[Data records]
☆ ☆ ☆ ☆ ☆ ☆ ☆
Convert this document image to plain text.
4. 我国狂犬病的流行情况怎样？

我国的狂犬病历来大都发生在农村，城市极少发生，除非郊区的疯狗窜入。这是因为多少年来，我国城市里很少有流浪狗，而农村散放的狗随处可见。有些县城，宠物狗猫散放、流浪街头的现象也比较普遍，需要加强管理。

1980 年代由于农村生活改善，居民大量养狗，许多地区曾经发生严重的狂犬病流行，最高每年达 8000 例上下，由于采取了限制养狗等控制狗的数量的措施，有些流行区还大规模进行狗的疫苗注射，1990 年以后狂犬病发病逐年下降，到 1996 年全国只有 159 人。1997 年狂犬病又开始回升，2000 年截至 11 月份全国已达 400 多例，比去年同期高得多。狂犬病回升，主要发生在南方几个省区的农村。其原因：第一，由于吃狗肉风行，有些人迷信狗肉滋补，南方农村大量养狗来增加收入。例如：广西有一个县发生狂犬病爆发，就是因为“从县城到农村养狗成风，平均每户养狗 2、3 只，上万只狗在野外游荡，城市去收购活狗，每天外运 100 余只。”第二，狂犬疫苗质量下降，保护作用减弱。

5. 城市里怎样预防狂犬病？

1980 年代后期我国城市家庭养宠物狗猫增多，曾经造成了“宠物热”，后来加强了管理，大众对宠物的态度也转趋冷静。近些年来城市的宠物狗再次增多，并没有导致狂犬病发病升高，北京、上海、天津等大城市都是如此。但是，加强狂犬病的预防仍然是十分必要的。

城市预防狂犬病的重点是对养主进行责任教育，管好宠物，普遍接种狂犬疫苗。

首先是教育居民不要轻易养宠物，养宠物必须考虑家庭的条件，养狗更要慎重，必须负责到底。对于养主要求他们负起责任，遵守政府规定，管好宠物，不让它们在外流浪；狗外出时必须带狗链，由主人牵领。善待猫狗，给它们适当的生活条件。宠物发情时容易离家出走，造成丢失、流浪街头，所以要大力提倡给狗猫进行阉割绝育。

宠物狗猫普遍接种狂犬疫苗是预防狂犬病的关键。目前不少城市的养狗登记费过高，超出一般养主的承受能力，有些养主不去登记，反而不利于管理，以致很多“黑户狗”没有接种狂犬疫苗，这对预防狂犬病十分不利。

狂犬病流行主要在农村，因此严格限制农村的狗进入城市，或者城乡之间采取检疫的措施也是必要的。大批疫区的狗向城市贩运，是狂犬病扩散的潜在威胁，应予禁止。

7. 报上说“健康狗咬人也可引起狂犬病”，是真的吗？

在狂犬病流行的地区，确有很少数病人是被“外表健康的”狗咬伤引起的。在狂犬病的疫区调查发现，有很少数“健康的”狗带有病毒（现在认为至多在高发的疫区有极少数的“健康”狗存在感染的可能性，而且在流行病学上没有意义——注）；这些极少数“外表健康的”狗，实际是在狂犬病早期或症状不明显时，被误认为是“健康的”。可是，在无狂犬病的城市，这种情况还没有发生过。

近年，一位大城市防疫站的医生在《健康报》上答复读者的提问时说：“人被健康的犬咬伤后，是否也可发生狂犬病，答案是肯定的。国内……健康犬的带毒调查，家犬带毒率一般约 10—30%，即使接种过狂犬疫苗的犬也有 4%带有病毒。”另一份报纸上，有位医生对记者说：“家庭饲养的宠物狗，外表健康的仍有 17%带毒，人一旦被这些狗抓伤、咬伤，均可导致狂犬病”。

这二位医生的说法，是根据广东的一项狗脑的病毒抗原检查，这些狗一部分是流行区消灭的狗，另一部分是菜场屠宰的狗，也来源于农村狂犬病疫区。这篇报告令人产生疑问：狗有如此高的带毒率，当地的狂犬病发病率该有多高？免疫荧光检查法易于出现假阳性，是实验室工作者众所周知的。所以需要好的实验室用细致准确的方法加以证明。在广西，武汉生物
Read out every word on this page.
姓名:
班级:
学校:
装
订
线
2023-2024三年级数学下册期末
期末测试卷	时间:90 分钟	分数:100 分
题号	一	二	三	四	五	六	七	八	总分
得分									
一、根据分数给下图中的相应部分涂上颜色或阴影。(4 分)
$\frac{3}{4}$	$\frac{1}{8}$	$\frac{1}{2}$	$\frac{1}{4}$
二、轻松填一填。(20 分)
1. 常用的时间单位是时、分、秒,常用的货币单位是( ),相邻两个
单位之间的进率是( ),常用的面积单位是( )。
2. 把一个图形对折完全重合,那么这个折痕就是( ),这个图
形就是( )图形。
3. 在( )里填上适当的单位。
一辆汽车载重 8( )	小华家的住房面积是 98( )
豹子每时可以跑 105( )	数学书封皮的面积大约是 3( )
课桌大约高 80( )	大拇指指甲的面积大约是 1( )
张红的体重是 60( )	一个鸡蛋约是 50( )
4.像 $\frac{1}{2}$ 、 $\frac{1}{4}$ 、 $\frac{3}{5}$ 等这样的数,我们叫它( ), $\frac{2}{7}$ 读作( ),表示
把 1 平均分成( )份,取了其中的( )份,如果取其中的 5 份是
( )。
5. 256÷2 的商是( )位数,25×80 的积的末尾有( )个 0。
☆ ☆ ☆ ☆ ☆ ☆ ☆
- **TASK INSTRUCTIONS**:
Generate an exact reproduction of all entries.

- **OUTPUT BELOW**:
Convert this document image to plain text.
4. 我国狂犬病的流行情况怎样？

我国的狂犬病历来大都发生在农村，城市极少发生，除非郊区的疯狗窜入。这是因为多少年来，我国城市里很少有流浪狗，而农村散放的狗随处可见。有些县城，宠物狗猫散放、流浪街头的现象也比较普遍，需要加强管理。

1980 年代由于农村生活改善，居民大量养狗，许多地区曾经发生严重的狂犬病流行，最高每年达 8000 例上下，由于采取了限制养狗等控制狗的数量的措施，有些流行区还大规模进行狗的疫苗注射，1990 年以后狂犬病发病逐年下降，到 1996 年全国只有 159 人。1997 年狂犬病又开始回升，2000 年截至 11 月份全国已达 400 多例，比去年同期高得多。狂犬病回升，主要发生在南方几个省区的农村。其原因：第一，由于吃狗肉风行，有些人迷信狗肉滋补，南方农村大量养狗来增加收入。例如：广西有一个县发生狂犬病爆发，就是因为“从县城到农村养狗成风，平均每户养狗 2、3 只，上万只狗在野外游荡，城市去收购活狗，每天外运 100 余只。”第二，狂犬疫苗质量下降，保护作用减弱。

5. 城市里怎样预防狂犬病？

1980 年代后期我国城市家庭养宠物狗猫增多，曾经造成了“宠物热”，后来加强了管理，大众对宠物的态度也转趋冷静。近些年来城市的宠物狗再次增多，并没有导致狂犬病发病升高，北京、上海、天津等大城市都是如此。但是，加强狂犬病的预防仍然是十分必要的。

城市预防狂犬病的重点是对养主进行责任教育，管好宠物，普遍接种狂犬疫苗。

首先是教育居民不要轻易养宠物，养宠物必须考虑家庭的条件，养狗更要慎重，必须负责到底。对于养主要求他们负起责任，遵守政府规定，管好宠物，不让它们在外流浪；狗外出时必须带狗链，由主人牵领。善待猫狗，给它们适当的生活条件。宠物发情时容易离家出走，造成丢失、流浪街头，所以要大力提倡给狗猫进行阉割绝育。

宠物狗猫普遍接种狂犬疫苗是预防狂犬病的关键。目前不少城市的养狗登记费过高，超出一般养主的承受能力，有些养主不去登记，反而不利于管理，以致很多“黑户狗”没有接种狂犬疫苗，这对预防狂犬病十分不利。

狂犬病流行主要在农村，因此严格限制农村的狗进入城市，或者城乡之间采取检疫的措施也是必要的。大批疫区的狗向城市贩运，是狂犬病扩散的潜在威胁，应予禁止。

7. 报上说“健康狗咬人也可引起狂犬病”，是真的吗？

在狂犬病流行的地区，确有很少数病人是被“外表健康的”狗咬伤引起的。在狂犬病的疫区调查发现，有很少数“健康的”狗带有病毒（现在认为至多在高发的疫区有极少数的“健康”狗存在感染的可能性，而且在流行病学上没有意义——注）；这些极少数“外表健康的”狗，实际是在狂犬病早期或症状不明显时，被误认为是“健康的”。可是，在无狂犬病的城市，这种情况还没有发生过。

近年，一位大城市防疫站的医生在《健康报》上答复读者的提问时说：“人被健康的犬咬伤后，是否也可发生狂犬病，答案是肯定的。国内……健康犬的带毒调查，家犬带毒率一般约 10—30%，即使接种过狂犬疫苗的犬也有 4%带有病毒。”另一份报纸上，有位医生对记者说：“家庭饲养的宠物狗，外表健康的仍有 17%带毒，人一旦被这些狗抓伤、咬伤，均可导致狂犬病”。

这二位医生的说法，是根据广东的一项狗脑的病毒抗原检查，这些狗一部分是流行区消灭的狗，另一部分是菜场屠宰的狗，也来源于农村狂犬病疫区。这篇报告令人产生疑问：狗有如此高的带毒率，当地的狂犬病发病率该有多高？免疫荧光检查法易于出现假阳性，是实验室工作者众所周知的。所以需要好的实验室用细致准确的方法加以证明。在广西，武汉生物
Read out every word on this page.
姓名:
班级:
学校:
装
订
线
2023-2024三年级数学下册期末
期末测试卷	时间:90 分钟	分数:100 分
题号	一	二	三	四	五	六	七	八	总分
得分									
一、根据分数给下图中的相应部分涂上颜色或阴影。(4 分)
$\frac{3}{4}$	$\frac{1}{8}$	$\frac{1}{2}$	$\frac{1}{4}$
二、轻松填一填。(20 分)
1. 常用的时间单位是时、分、秒,常用的货币单位是( ),相邻两个
单位之间的进率是( ),常用的面积单位是( )。
2. 把一个图形对折完全重合,那么这个折痕就是( ),这个图
形就是( )图形。
3. 在( )里填上适当的单位。
一辆汽车载重 8( )	小华家的住房面积是 98( )
豹子每时可以跑 105( )	数学书封皮的面积大约是 3( )
课桌大约高 80( )	大拇指指甲的面积大约是 1( )
张红的体重是 60( )	一个鸡蛋约是 50( )
4.像 $\frac{1}{2}$ 、 $\frac{1}{4}$ 、 $\frac{3}{5}$ 等这样的数,我们叫它( ), $\frac{2}{7}$ 读作( ),表示
把 1 平均分成( )份,取了其中的( )份,如果取其中的 5 份是
( )。
5. 256÷2 的商是( )位数,25×80 的积的末尾有( )个 0。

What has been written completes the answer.